## Objective
Pull each line containing "Bonnie" out of the data and copy it.

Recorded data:
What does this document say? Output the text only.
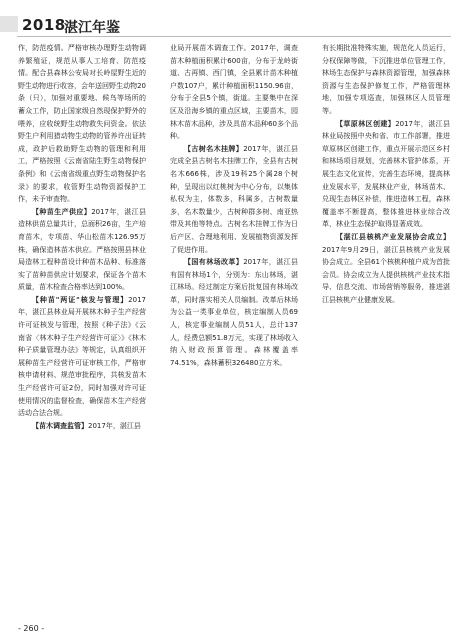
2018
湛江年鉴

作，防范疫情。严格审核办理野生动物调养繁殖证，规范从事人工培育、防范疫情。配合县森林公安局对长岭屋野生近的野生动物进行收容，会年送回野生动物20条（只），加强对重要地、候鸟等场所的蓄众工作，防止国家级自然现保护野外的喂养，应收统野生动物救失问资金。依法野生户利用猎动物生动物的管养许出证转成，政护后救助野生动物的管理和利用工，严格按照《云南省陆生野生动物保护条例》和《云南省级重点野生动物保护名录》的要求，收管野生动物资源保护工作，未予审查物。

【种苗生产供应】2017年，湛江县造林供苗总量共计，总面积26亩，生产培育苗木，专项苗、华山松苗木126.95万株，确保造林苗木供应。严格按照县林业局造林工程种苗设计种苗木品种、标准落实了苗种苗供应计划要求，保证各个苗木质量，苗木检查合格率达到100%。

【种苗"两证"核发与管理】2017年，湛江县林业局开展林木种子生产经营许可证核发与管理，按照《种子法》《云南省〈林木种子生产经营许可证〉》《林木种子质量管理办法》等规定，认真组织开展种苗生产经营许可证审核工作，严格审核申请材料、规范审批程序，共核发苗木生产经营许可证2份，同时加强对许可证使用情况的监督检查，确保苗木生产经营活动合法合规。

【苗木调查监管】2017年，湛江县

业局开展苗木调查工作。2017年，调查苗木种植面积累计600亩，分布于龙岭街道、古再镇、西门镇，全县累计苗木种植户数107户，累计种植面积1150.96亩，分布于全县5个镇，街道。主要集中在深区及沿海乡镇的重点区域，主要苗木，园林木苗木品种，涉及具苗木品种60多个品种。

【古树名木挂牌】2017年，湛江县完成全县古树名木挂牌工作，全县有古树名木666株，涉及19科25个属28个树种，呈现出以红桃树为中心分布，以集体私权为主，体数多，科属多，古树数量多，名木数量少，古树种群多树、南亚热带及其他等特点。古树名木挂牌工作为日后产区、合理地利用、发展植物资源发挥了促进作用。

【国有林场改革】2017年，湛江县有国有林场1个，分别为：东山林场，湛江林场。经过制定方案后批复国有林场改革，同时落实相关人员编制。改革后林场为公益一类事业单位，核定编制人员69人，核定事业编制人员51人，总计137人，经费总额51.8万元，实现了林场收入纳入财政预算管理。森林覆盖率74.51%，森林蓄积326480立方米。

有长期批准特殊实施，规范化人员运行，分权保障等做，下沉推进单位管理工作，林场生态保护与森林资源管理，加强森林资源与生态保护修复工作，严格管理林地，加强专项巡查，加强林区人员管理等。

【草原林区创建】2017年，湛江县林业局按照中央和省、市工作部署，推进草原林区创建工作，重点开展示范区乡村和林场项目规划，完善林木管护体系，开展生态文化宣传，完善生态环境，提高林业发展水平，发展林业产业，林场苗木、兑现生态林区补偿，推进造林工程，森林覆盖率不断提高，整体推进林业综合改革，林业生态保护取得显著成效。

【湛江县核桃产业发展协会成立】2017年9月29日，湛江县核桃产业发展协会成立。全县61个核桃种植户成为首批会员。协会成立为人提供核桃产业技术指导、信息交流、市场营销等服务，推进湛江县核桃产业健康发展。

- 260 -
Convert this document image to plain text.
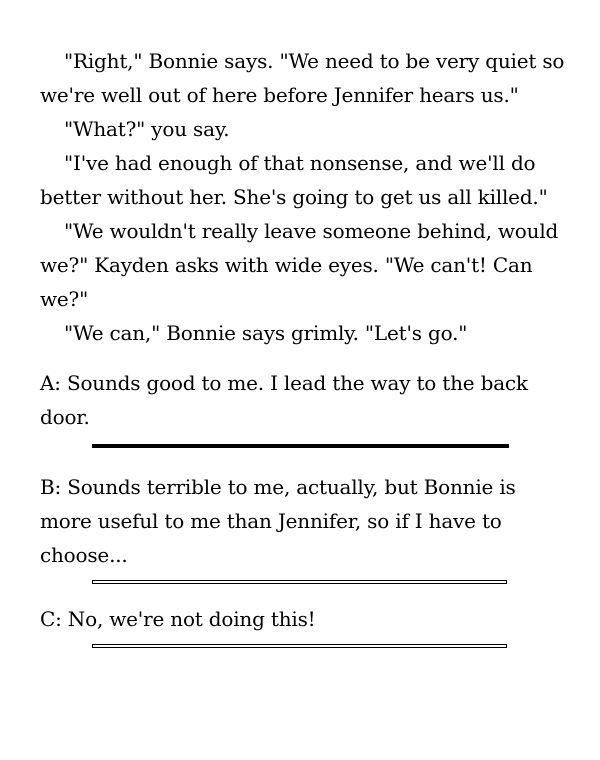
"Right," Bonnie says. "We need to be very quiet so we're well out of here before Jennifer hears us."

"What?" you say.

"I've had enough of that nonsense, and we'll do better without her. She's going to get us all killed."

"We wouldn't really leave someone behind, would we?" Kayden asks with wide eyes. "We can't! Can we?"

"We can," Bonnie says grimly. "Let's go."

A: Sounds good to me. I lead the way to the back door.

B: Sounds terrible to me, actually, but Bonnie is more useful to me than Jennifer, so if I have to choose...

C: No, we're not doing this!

## Answer to the exercise
"Right," Bonnie says. "We need to be very quiet so we're well out of here before Jennifer hears us."
"We can," Bonnie says grimly. "Let's go."
B: Sounds terrible to me, actually, but Bonnie is more useful to me than Jennifer, so if I have to choose...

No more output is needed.